WRITTEN EXERCISE —
The data below must be copied in full and without any change.
>> START DATA FOR THE TASK
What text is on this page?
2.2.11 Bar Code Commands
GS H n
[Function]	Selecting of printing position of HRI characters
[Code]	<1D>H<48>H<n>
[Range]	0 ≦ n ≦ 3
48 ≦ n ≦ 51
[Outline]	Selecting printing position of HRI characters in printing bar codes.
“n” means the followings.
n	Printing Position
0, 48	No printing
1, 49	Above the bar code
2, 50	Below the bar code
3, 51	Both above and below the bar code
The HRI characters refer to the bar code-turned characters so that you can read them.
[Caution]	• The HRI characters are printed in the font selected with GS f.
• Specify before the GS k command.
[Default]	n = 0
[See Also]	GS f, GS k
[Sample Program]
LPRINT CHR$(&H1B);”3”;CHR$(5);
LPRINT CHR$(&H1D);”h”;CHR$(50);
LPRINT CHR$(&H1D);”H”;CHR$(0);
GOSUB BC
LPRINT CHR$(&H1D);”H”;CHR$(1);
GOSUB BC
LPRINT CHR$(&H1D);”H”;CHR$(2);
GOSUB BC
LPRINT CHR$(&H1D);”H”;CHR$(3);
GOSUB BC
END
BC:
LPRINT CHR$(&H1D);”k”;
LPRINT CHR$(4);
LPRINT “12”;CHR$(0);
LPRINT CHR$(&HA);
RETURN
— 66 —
>> END DATA FOR THE TASK
ANSWER TO THE PROBLEM —
What text is on this page?
2.2.11 Bar Code Commands
GS H n
[Function]	Selecting of printing position of HRI characters
[Code]	<1D>H<48>H<n>
[Range]	0 ≦ n ≦ 3
48 ≦ n ≦ 51
[Outline]	Selecting printing position of HRI characters in printing bar codes.
“n” means the followings.
n	Printing Position
0, 48	No printing
1, 49	Above the bar code
2, 50	Below the bar code
3, 51	Both above and below the bar code
The HRI characters refer to the bar code-turned characters so that you can read them.
[Caution]	• The HRI characters are printed in the font selected with GS f.
• Specify before the GS k command.
[Default]	n = 0
[See Also]	GS f, GS k
[Sample Program]
LPRINT CHR$(&H1B);”3”;CHR$(5);
LPRINT CHR$(&H1D);”h”;CHR$(50);
LPRINT CHR$(&H1D);”H”;CHR$(0);
GOSUB BC
LPRINT CHR$(&H1D);”H”;CHR$(1);
GOSUB BC
LPRINT CHR$(&H1D);”H”;CHR$(2);
GOSUB BC
LPRINT CHR$(&H1D);”H”;CHR$(3);
GOSUB BC
END
BC:
LPRINT CHR$(&H1D);”k”;
LPRINT CHR$(4);
LPRINT “12”;CHR$(0);
LPRINT CHR$(&HA);
RETURN
— 66 —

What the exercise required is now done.